## Instructions to follow
Gather all lines from the material that contain the word "magnifier".

__________________________________________________

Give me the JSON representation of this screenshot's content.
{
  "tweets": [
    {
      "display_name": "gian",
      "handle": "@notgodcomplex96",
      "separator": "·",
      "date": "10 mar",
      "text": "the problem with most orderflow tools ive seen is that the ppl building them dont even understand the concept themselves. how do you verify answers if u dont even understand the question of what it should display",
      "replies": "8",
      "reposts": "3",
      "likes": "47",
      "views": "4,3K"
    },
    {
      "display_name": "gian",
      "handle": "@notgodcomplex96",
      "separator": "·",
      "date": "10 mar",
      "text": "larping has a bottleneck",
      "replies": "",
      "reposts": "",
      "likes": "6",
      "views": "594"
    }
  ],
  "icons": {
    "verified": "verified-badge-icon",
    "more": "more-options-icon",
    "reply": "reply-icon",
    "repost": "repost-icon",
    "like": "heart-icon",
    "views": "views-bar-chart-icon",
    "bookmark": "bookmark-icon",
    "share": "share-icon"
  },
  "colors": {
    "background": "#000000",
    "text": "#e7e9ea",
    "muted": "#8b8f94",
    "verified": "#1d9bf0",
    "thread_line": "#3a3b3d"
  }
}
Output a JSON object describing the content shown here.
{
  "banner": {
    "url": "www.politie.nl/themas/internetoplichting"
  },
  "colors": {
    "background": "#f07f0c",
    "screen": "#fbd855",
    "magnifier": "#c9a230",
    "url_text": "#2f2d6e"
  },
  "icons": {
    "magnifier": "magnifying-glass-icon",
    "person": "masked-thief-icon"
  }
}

__________________________________________________

## Answer to the exercise
    "magnifier": "#c9a230",
    "magnifier": "magnifying-glass-icon",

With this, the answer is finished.